* [Instruction]: All entries must be extracted exactly, with nothing added or dropped.

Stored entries
──────────────────────────────
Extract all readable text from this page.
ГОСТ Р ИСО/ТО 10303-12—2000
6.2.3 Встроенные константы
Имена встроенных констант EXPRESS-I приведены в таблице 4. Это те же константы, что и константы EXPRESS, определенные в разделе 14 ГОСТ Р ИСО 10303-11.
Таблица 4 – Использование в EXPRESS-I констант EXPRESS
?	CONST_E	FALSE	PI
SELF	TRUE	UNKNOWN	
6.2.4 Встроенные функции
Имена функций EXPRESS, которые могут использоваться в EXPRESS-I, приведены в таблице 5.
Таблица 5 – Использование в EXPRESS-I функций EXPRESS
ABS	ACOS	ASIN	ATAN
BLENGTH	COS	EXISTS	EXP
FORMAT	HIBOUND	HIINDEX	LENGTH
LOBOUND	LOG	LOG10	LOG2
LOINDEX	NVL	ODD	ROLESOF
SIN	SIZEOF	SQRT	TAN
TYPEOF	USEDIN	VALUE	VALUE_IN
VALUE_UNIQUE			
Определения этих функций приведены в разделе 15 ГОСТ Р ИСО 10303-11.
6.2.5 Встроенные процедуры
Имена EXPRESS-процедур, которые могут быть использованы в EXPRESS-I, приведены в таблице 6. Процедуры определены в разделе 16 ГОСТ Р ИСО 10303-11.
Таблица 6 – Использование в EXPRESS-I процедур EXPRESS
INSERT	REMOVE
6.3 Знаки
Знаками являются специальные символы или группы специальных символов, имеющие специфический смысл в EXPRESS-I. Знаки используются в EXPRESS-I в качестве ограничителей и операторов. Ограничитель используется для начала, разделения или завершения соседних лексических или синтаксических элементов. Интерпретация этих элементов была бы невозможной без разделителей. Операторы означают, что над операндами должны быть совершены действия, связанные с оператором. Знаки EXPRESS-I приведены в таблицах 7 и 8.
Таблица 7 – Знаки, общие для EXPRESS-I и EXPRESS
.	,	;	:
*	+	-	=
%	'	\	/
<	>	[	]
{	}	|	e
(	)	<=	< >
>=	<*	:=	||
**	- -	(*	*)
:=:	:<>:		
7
──────────────────────────────
* [Output for this exercise]:
Extract all readable text from this page.
ГОСТ Р ИСО/ТО 10303-12—2000
6.2.3 Встроенные константы
Имена встроенных констант EXPRESS-I приведены в таблице 4. Это те же константы, что и константы EXPRESS, определенные в разделе 14 ГОСТ Р ИСО 10303-11.
Таблица 4 – Использование в EXPRESS-I констант EXPRESS
?	CONST_E	FALSE	PI
SELF	TRUE	UNKNOWN	
6.2.4 Встроенные функции
Имена функций EXPRESS, которые могут использоваться в EXPRESS-I, приведены в таблице 5.
Таблица 5 – Использование в EXPRESS-I функций EXPRESS
ABS	ACOS	ASIN	ATAN
BLENGTH	COS	EXISTS	EXP
FORMAT	HIBOUND	HIINDEX	LENGTH
LOBOUND	LOG	LOG10	LOG2
LOINDEX	NVL	ODD	ROLESOF
SIN	SIZEOF	SQRT	TAN
TYPEOF	USEDIN	VALUE	VALUE_IN
VALUE_UNIQUE			
Определения этих функций приведены в разделе 15 ГОСТ Р ИСО 10303-11.
6.2.5 Встроенные процедуры
Имена EXPRESS-процедур, которые могут быть использованы в EXPRESS-I, приведены в таблице 6. Процедуры определены в разделе 16 ГОСТ Р ИСО 10303-11.
Таблица 6 – Использование в EXPRESS-I процедур EXPRESS
INSERT	REMOVE
6.3 Знаки
Знаками являются специальные символы или группы специальных символов, имеющие специфический смысл в EXPRESS-I. Знаки используются в EXPRESS-I в качестве ограничителей и операторов. Ограничитель используется для начала, разделения или завершения соседних лексических или синтаксических элементов. Интерпретация этих элементов была бы невозможной без разделителей. Операторы означают, что над операндами должны быть совершены действия, связанные с оператором. Знаки EXPRESS-I приведены в таблицах 7 и 8.
Таблица 7 – Знаки, общие для EXPRESS-I и EXPRESS
.	,	;	:
*	+	-	=
%	'	\	/
<	>	[	]
{	}	|	e
(	)	<=	< >
>=	<*	:=	||
**	- -	(*	*)
:=:	:<>:		
7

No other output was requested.